INSTRUCTIONS TO FOLLOW - Return all entries word for word, but drop any images.

SUPPLIED MATERIAL -
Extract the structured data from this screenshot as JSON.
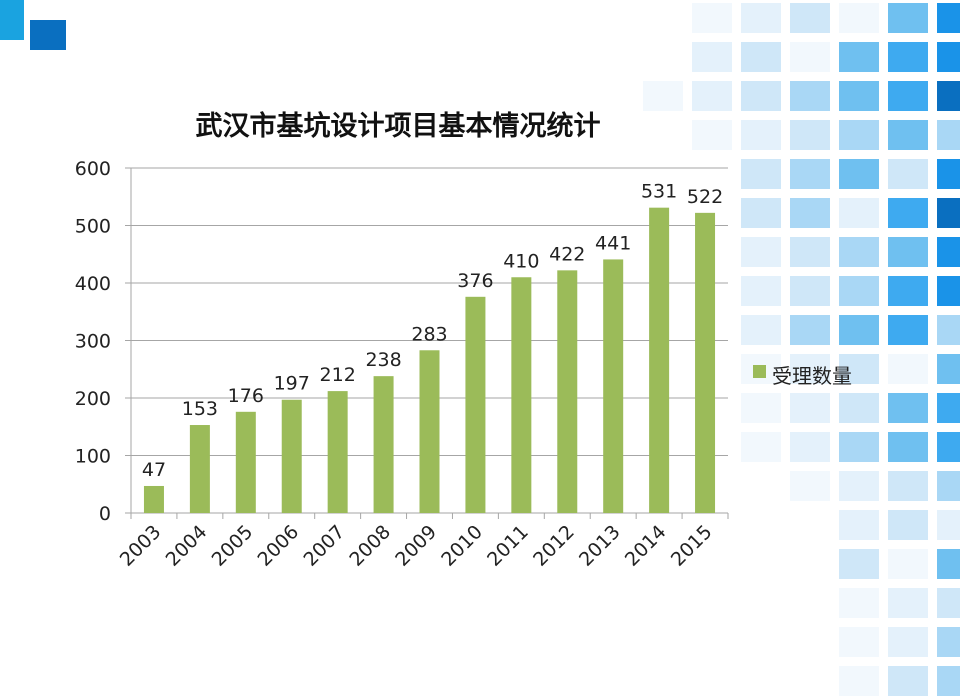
{
  "colors": {
    "bar": "#9bbb59",
    "accent": "#1aa3e0",
    "accent_dark": "#0a6fc0",
    "gridline": "#a6a6a6"
  },
  "chart_data": {
    "type": "bar",
    "title": "武汉市基坑设计项目基本情况统计",
    "xlabel": "",
    "ylabel": "",
    "categories": [
      "2003",
      "2004",
      "2005",
      "2006",
      "2007",
      "2008",
      "2009",
      "2010",
      "2011",
      "2012",
      "2013",
      "2014",
      "2015"
    ],
    "series": [
      {
        "name": "受理数量",
        "values": [
          47,
          153,
          176,
          197,
          212,
          238,
          283,
          376,
          410,
          422,
          441,
          531,
          522
        ]
      }
    ],
    "ylim": [
      0,
      600
    ],
    "yticks": [
      0,
      100,
      200,
      300,
      400,
      500,
      600
    ],
    "grid": true,
    "legend": "right"
  }
}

RESPONSE TO THIS EXERCISE -
Extract the structured data from this screenshot as JSON.
{
  "colors": {
    "bar": "#9bbb59",
    "accent": "#1aa3e0",
    "accent_dark": "#0a6fc0",
    "gridline": "#a6a6a6"
  },
  "chart_data": {
    "type": "bar",
    "title": "武汉市基坑设计项目基本情况统计",
    "xlabel": "",
    "ylabel": "",
    "categories": [
      "2003",
      "2004",
      "2005",
      "2006",
      "2007",
      "2008",
      "2009",
      "2010",
      "2011",
      "2012",
      "2013",
      "2014",
      "2015"
    ],
    "series": [
      {
        "name": "受理数量",
        "values": [
          47,
          153,
          176,
          197,
          212,
          238,
          283,
          376,
          410,
          422,
          441,
          531,
          522
        ]
      }
    ],
    "ylim": [
      0,
      600
    ],
    "yticks": [
      0,
      100,
      200,
      300,
      400,
      500,
      600
    ],
    "grid": true,
    "legend": "right"
  }
}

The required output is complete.